>> start

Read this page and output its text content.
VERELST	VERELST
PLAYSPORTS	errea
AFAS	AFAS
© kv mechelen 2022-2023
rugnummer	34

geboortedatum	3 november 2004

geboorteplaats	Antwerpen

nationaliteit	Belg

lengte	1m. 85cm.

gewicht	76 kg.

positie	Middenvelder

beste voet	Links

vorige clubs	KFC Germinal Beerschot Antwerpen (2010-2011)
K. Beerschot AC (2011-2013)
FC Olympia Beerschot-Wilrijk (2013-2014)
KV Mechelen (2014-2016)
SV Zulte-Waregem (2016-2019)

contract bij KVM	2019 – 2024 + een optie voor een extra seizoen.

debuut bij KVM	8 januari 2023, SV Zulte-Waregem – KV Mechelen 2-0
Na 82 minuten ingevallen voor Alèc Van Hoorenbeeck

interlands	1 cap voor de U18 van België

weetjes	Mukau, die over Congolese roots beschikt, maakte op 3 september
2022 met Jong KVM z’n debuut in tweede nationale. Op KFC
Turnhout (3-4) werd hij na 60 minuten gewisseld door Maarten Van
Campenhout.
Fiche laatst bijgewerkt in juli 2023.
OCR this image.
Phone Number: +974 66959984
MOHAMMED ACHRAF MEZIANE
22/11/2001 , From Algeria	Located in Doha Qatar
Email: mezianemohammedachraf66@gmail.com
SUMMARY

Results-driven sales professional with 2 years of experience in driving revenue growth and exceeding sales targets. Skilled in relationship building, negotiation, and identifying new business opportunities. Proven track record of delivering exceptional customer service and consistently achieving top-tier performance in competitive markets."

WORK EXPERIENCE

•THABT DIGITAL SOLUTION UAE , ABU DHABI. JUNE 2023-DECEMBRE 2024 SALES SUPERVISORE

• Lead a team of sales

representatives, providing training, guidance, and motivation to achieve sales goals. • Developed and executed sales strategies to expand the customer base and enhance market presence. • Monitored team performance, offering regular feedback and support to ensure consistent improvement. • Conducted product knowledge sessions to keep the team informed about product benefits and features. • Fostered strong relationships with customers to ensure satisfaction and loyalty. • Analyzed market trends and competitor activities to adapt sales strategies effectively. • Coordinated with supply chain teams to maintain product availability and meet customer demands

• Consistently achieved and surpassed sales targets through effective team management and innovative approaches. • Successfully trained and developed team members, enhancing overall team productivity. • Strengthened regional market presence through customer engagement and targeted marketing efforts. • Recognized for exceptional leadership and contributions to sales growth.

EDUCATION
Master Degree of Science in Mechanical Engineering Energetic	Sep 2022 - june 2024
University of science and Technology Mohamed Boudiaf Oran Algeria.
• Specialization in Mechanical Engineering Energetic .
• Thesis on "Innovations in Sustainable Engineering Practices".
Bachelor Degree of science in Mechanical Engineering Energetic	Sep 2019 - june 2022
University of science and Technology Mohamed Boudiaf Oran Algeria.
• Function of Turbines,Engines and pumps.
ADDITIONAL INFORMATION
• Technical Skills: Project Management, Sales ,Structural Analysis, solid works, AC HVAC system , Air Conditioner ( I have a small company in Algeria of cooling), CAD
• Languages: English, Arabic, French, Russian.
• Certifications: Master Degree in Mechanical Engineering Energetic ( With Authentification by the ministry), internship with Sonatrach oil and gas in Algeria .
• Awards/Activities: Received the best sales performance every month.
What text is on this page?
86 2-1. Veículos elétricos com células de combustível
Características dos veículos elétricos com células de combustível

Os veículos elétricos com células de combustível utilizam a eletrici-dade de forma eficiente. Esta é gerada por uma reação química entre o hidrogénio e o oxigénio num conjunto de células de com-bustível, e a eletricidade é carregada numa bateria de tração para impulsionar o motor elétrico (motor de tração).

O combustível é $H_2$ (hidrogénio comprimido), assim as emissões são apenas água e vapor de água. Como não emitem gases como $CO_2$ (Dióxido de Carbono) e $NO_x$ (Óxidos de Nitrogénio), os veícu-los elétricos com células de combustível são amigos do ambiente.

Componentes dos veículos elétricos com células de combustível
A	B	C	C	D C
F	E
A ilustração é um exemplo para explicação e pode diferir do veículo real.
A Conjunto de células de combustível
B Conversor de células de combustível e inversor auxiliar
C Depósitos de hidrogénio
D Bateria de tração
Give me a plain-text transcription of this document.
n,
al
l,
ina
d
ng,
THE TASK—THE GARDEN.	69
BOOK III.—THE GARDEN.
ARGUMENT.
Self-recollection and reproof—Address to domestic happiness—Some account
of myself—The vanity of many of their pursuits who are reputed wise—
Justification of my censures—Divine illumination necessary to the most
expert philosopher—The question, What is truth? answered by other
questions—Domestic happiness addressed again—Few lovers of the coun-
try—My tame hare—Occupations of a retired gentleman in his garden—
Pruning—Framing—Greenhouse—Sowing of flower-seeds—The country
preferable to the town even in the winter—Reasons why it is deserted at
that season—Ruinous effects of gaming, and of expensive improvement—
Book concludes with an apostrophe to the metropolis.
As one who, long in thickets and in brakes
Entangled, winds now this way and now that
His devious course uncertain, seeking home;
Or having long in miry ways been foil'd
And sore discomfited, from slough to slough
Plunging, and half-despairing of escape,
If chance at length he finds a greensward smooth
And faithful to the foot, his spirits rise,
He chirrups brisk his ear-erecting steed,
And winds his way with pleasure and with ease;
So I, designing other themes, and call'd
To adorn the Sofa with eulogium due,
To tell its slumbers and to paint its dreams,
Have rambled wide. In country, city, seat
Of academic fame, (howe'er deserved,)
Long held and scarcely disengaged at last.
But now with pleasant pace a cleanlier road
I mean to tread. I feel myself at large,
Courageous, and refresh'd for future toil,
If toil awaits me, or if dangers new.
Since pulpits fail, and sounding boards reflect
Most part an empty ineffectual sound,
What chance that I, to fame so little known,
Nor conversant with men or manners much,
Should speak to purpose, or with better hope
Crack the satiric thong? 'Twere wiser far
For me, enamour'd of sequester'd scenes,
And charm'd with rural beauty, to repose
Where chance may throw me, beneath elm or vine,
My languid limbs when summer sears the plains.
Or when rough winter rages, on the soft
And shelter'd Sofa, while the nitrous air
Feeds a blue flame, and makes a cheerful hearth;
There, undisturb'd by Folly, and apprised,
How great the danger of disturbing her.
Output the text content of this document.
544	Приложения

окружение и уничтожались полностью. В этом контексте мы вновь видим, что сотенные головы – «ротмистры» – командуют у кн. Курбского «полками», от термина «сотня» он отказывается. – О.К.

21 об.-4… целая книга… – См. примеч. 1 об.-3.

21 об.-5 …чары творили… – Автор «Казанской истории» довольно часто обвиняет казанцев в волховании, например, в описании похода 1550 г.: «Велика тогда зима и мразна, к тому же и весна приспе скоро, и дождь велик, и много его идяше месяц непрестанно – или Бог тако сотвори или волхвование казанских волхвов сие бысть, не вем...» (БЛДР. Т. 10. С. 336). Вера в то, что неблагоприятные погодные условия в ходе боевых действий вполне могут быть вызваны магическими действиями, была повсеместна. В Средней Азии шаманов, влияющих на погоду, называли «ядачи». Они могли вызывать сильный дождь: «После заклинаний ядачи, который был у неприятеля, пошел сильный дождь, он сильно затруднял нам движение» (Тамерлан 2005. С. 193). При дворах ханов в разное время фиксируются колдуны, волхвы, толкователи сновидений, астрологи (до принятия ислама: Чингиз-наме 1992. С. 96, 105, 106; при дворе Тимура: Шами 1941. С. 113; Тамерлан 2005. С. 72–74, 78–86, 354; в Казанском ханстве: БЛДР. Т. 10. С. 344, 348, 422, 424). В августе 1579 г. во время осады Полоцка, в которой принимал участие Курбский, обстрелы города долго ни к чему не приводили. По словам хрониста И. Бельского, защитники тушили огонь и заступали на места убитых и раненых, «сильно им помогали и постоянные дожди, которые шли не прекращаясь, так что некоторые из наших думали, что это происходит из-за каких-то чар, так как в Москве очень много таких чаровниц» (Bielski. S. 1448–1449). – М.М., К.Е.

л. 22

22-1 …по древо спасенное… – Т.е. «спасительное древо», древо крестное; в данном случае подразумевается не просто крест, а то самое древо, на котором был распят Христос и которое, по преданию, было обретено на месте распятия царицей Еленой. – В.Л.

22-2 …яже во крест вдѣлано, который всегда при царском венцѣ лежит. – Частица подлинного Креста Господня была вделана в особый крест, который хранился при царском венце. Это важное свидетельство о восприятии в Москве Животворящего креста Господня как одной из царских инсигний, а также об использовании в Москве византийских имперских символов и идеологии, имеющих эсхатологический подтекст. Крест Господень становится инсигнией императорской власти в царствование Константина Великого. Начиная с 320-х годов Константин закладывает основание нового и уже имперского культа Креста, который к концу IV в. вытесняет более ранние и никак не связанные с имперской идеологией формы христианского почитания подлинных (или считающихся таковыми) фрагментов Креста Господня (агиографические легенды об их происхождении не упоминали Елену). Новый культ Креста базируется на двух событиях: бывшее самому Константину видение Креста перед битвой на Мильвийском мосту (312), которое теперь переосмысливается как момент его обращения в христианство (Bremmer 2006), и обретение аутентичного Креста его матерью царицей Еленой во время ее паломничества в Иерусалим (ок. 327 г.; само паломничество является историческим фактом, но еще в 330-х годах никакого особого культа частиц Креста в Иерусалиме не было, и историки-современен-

>> end

#### SHORT TASK:
Scan the data above and copy every line with "other" in it.

#### FINAL RESULT:
expert philosopher—The question, What is truth? answered by other
So I, designing other themes, and call'd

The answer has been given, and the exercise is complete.